The exercise:
Collect all lines below with the string "JSON".
----------------
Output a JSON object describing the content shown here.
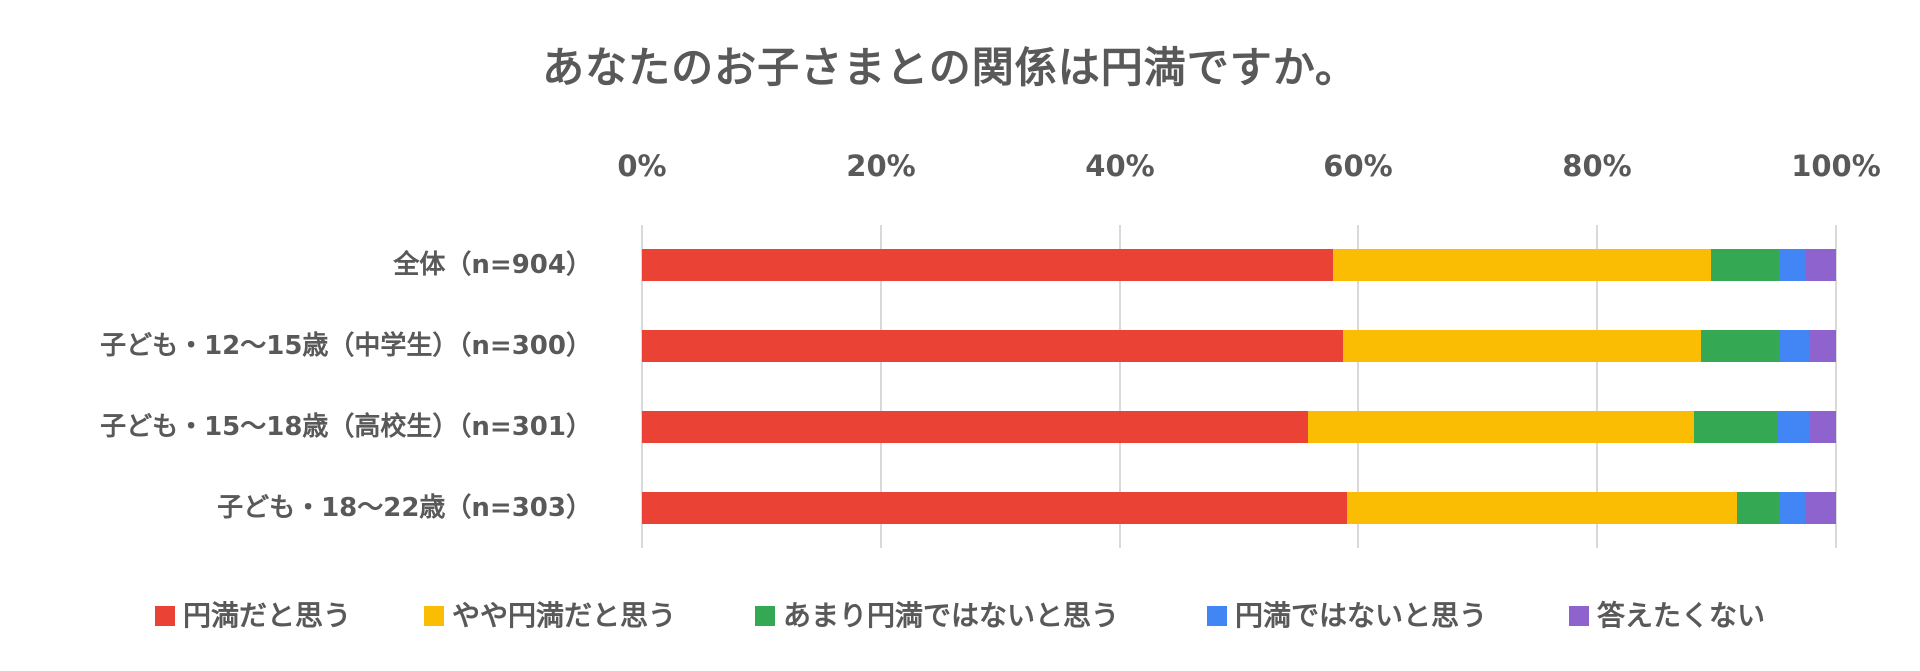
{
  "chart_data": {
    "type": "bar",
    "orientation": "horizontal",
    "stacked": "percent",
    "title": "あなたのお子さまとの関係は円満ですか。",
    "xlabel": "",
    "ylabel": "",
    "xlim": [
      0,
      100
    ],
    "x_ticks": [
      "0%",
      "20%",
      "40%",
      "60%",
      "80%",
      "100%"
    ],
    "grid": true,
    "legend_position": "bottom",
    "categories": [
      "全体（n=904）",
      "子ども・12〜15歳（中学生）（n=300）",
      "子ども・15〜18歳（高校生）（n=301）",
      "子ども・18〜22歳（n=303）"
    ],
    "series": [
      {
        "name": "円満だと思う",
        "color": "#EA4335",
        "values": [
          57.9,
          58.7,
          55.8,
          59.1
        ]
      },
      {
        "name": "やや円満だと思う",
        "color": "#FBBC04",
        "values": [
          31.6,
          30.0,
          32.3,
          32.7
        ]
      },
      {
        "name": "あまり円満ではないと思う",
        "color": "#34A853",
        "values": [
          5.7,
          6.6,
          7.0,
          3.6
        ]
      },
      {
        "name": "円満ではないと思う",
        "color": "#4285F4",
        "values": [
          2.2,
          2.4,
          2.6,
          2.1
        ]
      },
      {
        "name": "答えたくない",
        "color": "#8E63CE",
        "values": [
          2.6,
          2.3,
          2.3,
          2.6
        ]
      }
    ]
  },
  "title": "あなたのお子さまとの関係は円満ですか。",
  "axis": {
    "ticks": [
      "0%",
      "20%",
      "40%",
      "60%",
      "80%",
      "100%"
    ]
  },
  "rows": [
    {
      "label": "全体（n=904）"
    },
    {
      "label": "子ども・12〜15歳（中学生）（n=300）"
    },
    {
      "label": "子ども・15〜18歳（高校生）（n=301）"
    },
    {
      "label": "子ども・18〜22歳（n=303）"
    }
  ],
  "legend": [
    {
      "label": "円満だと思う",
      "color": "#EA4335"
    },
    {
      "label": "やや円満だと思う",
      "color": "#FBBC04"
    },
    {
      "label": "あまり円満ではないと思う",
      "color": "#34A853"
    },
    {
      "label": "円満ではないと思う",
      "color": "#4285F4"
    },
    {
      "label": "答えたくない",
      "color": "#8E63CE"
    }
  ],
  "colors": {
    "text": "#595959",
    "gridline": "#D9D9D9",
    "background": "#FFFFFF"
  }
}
----------------
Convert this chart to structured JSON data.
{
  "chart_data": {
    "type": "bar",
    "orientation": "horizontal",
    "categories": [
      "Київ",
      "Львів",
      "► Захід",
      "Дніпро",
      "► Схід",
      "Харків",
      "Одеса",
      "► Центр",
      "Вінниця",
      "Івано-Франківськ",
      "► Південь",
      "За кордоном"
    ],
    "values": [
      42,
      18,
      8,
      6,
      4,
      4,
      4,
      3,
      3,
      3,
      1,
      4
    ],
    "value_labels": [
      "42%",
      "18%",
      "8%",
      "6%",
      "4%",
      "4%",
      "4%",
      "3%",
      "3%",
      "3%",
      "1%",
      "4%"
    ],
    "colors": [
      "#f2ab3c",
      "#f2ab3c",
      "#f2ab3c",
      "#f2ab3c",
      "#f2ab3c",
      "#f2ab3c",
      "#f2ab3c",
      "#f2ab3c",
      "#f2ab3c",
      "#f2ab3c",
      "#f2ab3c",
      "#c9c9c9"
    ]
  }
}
----------------
Solution for this exercise:
Output a JSON object describing the content shown here.
Convert this chart to structured JSON data.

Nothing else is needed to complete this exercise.